*INSTRUCTION:* Identify each line in the records below that contains the word "Agree", and copy it.

** START TASK DATA **

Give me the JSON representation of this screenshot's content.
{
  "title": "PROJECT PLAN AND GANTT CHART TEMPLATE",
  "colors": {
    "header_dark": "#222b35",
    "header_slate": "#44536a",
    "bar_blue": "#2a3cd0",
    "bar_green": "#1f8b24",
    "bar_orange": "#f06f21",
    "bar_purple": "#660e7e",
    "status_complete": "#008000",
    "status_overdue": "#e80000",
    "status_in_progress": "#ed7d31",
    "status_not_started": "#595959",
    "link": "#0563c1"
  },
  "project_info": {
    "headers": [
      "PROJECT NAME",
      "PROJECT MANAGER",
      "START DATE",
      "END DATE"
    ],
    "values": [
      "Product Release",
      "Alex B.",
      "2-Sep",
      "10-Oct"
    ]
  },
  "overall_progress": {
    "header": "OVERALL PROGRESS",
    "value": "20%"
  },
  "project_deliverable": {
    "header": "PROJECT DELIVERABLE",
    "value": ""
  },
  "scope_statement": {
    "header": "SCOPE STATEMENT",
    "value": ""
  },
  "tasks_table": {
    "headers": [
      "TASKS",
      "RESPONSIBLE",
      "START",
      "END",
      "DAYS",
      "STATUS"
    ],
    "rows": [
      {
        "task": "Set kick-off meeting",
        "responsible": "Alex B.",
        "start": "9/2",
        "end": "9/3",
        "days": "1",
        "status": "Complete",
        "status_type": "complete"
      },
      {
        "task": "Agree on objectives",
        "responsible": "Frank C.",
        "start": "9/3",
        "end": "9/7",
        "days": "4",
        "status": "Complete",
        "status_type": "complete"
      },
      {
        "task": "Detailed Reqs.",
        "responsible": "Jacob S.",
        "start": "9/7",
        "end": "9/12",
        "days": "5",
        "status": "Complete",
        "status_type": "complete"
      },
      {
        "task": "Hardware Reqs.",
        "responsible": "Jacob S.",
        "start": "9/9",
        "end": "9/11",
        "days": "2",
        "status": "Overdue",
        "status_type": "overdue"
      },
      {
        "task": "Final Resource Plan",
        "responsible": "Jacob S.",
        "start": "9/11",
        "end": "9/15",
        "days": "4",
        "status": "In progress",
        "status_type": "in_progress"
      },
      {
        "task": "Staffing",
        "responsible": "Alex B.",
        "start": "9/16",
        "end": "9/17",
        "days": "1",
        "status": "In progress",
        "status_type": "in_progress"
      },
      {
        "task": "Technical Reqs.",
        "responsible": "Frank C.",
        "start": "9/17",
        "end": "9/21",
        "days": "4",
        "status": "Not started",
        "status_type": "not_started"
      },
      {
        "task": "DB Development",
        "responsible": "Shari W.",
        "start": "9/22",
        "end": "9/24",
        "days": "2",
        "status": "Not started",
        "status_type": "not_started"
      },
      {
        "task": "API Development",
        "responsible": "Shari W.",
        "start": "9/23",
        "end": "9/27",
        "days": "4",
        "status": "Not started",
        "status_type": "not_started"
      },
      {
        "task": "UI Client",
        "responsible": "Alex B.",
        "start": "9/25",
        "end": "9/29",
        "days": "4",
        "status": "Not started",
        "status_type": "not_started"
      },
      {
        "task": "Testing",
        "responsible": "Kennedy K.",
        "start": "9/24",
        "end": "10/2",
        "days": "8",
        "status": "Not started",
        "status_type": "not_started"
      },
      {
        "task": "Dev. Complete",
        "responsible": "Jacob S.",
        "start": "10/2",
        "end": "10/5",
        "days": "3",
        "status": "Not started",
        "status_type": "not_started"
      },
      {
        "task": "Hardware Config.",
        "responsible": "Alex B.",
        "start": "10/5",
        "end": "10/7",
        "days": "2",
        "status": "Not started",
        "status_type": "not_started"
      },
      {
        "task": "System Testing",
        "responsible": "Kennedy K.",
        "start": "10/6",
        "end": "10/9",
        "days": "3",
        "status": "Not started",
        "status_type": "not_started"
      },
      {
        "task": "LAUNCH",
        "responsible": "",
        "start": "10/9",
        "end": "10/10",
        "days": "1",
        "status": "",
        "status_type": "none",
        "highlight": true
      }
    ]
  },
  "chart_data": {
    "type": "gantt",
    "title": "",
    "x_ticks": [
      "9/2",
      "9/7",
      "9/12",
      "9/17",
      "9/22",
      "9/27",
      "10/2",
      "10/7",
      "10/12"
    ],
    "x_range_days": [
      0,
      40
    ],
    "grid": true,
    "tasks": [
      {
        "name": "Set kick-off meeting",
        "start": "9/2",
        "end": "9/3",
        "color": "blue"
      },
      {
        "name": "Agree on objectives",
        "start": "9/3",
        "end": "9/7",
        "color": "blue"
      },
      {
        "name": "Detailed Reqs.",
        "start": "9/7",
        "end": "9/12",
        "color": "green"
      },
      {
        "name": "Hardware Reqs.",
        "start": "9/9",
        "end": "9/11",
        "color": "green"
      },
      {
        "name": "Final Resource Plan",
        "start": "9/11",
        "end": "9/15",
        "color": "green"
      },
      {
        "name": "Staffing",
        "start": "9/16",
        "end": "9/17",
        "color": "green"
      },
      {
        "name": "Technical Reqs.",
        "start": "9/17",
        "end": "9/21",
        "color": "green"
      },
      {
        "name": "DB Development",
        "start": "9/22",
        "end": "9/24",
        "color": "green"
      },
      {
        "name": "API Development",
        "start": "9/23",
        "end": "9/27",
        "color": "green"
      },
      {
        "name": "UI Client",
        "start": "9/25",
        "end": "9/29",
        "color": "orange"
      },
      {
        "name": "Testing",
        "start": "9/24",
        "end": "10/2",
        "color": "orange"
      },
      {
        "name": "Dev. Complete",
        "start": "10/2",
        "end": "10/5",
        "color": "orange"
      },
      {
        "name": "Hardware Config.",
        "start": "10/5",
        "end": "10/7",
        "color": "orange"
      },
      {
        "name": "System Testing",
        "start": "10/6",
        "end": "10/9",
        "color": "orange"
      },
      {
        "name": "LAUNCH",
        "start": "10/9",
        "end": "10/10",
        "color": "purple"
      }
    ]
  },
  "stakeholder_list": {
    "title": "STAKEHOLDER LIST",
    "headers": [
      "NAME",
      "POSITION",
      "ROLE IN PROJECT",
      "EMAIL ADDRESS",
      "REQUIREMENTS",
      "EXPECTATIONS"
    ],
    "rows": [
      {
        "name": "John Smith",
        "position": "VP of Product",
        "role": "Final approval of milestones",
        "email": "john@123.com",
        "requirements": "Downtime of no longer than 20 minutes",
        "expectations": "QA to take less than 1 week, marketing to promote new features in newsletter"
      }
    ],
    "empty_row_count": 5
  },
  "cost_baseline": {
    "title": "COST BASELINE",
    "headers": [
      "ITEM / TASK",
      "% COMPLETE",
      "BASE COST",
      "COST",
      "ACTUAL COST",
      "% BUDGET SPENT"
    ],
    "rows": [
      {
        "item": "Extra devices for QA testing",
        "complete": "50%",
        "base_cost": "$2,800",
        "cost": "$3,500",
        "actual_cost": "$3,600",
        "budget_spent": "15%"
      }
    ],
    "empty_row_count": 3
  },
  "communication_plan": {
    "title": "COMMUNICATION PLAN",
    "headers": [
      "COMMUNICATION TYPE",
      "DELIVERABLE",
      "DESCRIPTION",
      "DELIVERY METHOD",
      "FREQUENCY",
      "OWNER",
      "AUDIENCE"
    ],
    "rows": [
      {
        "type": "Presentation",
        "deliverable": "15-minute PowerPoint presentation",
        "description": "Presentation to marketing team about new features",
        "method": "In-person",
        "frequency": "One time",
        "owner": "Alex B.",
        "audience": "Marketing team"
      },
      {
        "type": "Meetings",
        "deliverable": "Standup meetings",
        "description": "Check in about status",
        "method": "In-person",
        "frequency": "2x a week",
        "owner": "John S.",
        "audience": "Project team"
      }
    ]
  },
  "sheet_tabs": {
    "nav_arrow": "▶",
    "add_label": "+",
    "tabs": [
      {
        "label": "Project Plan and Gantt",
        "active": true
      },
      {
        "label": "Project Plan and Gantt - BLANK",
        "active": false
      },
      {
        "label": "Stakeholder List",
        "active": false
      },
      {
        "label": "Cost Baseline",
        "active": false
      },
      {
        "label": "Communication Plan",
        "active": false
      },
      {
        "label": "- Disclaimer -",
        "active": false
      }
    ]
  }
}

** END TASK DATA **

*FULL RESPONSE:*
        "task": "Agree on objectives",
        "name": "Agree on objectives",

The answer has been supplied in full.